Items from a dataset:
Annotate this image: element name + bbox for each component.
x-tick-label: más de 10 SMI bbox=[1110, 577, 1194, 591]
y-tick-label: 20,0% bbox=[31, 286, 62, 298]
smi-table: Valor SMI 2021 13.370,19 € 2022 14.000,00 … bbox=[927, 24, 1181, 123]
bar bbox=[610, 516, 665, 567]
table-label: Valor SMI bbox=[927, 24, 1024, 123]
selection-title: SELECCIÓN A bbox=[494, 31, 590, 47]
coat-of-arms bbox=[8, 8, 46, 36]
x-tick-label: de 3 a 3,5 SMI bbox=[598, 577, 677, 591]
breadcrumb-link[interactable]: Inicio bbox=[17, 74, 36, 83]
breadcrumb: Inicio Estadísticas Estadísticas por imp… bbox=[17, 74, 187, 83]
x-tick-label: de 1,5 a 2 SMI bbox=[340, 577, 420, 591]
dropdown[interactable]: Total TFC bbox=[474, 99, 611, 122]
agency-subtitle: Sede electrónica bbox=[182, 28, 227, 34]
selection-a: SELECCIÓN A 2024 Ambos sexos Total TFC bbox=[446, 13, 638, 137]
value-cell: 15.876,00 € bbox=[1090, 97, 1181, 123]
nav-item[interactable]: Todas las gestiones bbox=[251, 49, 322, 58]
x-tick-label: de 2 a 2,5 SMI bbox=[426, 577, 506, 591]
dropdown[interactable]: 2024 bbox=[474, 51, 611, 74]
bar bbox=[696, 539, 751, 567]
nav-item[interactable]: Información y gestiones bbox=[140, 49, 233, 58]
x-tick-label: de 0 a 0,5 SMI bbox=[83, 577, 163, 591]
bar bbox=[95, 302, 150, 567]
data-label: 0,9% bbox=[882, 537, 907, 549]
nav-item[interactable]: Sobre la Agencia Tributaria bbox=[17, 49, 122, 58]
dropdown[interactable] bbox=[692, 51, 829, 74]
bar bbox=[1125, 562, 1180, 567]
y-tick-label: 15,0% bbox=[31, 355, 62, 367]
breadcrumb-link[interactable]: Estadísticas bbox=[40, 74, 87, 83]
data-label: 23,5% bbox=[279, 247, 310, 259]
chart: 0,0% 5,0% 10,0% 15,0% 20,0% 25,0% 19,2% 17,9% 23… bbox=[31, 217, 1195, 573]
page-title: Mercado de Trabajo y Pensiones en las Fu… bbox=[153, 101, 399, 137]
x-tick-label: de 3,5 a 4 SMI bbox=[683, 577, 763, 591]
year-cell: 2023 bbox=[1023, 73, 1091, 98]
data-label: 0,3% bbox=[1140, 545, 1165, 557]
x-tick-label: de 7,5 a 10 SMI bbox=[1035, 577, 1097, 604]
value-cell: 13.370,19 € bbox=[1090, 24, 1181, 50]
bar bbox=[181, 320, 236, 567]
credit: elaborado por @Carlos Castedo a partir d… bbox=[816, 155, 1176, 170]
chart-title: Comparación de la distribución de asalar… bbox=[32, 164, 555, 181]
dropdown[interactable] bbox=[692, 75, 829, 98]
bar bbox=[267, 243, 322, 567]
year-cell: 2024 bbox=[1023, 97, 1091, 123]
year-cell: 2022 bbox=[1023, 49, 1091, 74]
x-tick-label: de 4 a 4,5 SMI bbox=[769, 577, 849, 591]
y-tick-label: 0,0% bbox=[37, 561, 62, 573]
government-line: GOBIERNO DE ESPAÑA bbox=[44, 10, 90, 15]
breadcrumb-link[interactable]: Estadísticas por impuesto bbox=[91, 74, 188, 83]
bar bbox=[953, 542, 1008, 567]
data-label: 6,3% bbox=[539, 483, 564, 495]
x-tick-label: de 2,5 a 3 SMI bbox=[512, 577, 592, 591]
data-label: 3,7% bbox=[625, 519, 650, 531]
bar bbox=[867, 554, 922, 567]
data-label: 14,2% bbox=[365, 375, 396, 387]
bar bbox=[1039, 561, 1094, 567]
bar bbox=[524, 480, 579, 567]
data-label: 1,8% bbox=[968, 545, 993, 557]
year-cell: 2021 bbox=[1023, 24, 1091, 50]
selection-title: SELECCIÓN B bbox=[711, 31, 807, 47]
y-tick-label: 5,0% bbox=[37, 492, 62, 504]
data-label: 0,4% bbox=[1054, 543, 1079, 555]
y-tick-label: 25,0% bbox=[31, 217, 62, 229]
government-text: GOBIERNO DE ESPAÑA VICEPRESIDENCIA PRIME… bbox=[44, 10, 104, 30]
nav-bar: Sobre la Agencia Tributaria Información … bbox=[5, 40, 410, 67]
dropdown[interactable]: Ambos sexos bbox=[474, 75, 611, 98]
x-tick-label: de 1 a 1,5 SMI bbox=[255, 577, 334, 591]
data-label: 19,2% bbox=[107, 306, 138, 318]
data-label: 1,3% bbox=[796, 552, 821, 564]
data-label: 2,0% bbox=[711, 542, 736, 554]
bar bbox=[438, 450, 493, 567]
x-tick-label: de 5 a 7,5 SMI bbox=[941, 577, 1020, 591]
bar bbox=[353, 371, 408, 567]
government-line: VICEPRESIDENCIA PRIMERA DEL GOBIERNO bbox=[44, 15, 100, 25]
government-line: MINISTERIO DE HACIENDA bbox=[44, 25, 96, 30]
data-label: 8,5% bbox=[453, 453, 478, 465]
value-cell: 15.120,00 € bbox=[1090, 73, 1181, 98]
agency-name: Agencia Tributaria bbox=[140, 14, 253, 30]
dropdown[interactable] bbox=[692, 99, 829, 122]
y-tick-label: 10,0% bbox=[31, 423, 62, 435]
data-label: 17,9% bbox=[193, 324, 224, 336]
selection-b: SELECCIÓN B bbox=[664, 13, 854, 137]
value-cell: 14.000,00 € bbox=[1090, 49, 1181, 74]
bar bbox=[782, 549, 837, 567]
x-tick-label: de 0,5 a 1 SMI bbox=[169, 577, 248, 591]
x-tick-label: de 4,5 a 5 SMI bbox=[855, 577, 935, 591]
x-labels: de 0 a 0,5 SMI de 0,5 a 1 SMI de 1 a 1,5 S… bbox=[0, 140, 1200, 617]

> **Direction**:
Reproduce all of the lines above verbatim.

> **Finished task**:
Annotate this image: element name + bbox for each component.
x-tick-label: más de 10 SMI bbox=[1110, 577, 1194, 591]
y-tick-label: 20,0% bbox=[31, 286, 62, 298]
smi-table: Valor SMI 2021 13.370,19 € 2022 14.000,00 … bbox=[927, 24, 1181, 123]
bar bbox=[610, 516, 665, 567]
table-label: Valor SMI bbox=[927, 24, 1024, 123]
selection-title: SELECCIÓN A bbox=[494, 31, 590, 47]
coat-of-arms bbox=[8, 8, 46, 36]
x-tick-label: de 3 a 3,5 SMI bbox=[598, 577, 677, 591]
breadcrumb-link[interactable]: Inicio bbox=[17, 74, 36, 83]
breadcrumb: Inicio Estadísticas Estadísticas por imp… bbox=[17, 74, 187, 83]
x-tick-label: de 1,5 a 2 SMI bbox=[340, 577, 420, 591]
dropdown[interactable]: Total TFC bbox=[474, 99, 611, 122]
agency-subtitle: Sede electrónica bbox=[182, 28, 227, 34]
selection-a: SELECCIÓN A 2024 Ambos sexos Total TFC bbox=[446, 13, 638, 137]
value-cell: 15.876,00 € bbox=[1090, 97, 1181, 123]
nav-item[interactable]: Todas las gestiones bbox=[251, 49, 322, 58]
x-tick-label: de 2 a 2,5 SMI bbox=[426, 577, 506, 591]
dropdown[interactable]: 2024 bbox=[474, 51, 611, 74]
bar bbox=[696, 539, 751, 567]
nav-item[interactable]: Información y gestiones bbox=[140, 49, 233, 58]
x-tick-label: de 0 a 0,5 SMI bbox=[83, 577, 163, 591]
bar bbox=[95, 302, 150, 567]
data-label: 0,9% bbox=[882, 537, 907, 549]
nav-item[interactable]: Sobre la Agencia Tributaria bbox=[17, 49, 122, 58]
dropdown[interactable] bbox=[692, 51, 829, 74]
bar bbox=[1125, 562, 1180, 567]
y-tick-label: 15,0% bbox=[31, 355, 62, 367]
breadcrumb-link[interactable]: Estadísticas bbox=[40, 74, 87, 83]
data-label: 23,5% bbox=[279, 247, 310, 259]
chart: 0,0% 5,0% 10,0% 15,0% 20,0% 25,0% 19,2% 17,9% 23… bbox=[31, 217, 1195, 573]
page-title: Mercado de Trabajo y Pensiones en las Fu… bbox=[153, 101, 399, 137]
x-tick-label: de 3,5 a 4 SMI bbox=[683, 577, 763, 591]
year-cell: 2023 bbox=[1023, 73, 1091, 98]
data-label: 0,3% bbox=[1140, 545, 1165, 557]
x-tick-label: de 7,5 a 10 SMI bbox=[1035, 577, 1097, 604]
value-cell: 13.370,19 € bbox=[1090, 24, 1181, 50]
bar bbox=[181, 320, 236, 567]
credit: elaborado por @Carlos Castedo a partir d… bbox=[816, 155, 1176, 170]
chart-title: Comparación de la distribución de asalar… bbox=[32, 164, 555, 181]
dropdown[interactable] bbox=[692, 75, 829, 98]
bar bbox=[267, 243, 322, 567]
year-cell: 2024 bbox=[1023, 97, 1091, 123]
year-cell: 2022 bbox=[1023, 49, 1091, 74]
x-tick-label: de 4 a 4,5 SMI bbox=[769, 577, 849, 591]
y-tick-label: 0,0% bbox=[37, 561, 62, 573]
government-line: GOBIERNO DE ESPAÑA bbox=[44, 10, 90, 15]
breadcrumb-link[interactable]: Estadísticas por impuesto bbox=[91, 74, 188, 83]
bar bbox=[953, 542, 1008, 567]
data-label: 6,3% bbox=[539, 483, 564, 495]
x-tick-label: de 2,5 a 3 SMI bbox=[512, 577, 592, 591]
data-label: 3,7% bbox=[625, 519, 650, 531]
bar bbox=[867, 554, 922, 567]
data-label: 14,2% bbox=[365, 375, 396, 387]
bar bbox=[1039, 561, 1094, 567]
bar bbox=[524, 480, 579, 567]
data-label: 1,8% bbox=[968, 545, 993, 557]
year-cell: 2021 bbox=[1023, 24, 1091, 50]
selection-title: SELECCIÓN B bbox=[711, 31, 807, 47]
y-tick-label: 5,0% bbox=[37, 492, 62, 504]
data-label: 0,4% bbox=[1054, 543, 1079, 555]
y-tick-label: 25,0% bbox=[31, 217, 62, 229]
government-text: GOBIERNO DE ESPAÑA VICEPRESIDENCIA PRIME… bbox=[44, 10, 104, 30]
nav-bar: Sobre la Agencia Tributaria Información … bbox=[5, 40, 410, 67]
dropdown[interactable]: Ambos sexos bbox=[474, 75, 611, 98]
x-tick-label: de 1 a 1,5 SMI bbox=[255, 577, 334, 591]
data-label: 19,2% bbox=[107, 306, 138, 318]
data-label: 1,3% bbox=[796, 552, 821, 564]
data-label: 2,0% bbox=[711, 542, 736, 554]
bar bbox=[438, 450, 493, 567]
x-tick-label: de 5 a 7,5 SMI bbox=[941, 577, 1020, 591]
bar bbox=[353, 371, 408, 567]
government-line: VICEPRESIDENCIA PRIMERA DEL GOBIERNO bbox=[44, 15, 100, 25]
government-line: MINISTERIO DE HACIENDA bbox=[44, 25, 96, 30]
data-label: 8,5% bbox=[453, 453, 478, 465]
value-cell: 15.120,00 € bbox=[1090, 73, 1181, 98]
agency-name: Agencia Tributaria bbox=[140, 14, 253, 30]
dropdown[interactable] bbox=[692, 99, 829, 122]
y-tick-label: 10,0% bbox=[31, 423, 62, 435]
data-label: 17,9% bbox=[193, 324, 224, 336]
selection-b: SELECCIÓN B bbox=[664, 13, 854, 137]
value-cell: 14.000,00 € bbox=[1090, 49, 1181, 74]
bar bbox=[782, 549, 837, 567]
x-tick-label: de 0,5 a 1 SMI bbox=[169, 577, 248, 591]
x-tick-label: de 4,5 a 5 SMI bbox=[855, 577, 935, 591]
x-labels: de 0 a 0,5 SMI de 0,5 a 1 SMI de 1 a 1,5 S… bbox=[0, 140, 1200, 617]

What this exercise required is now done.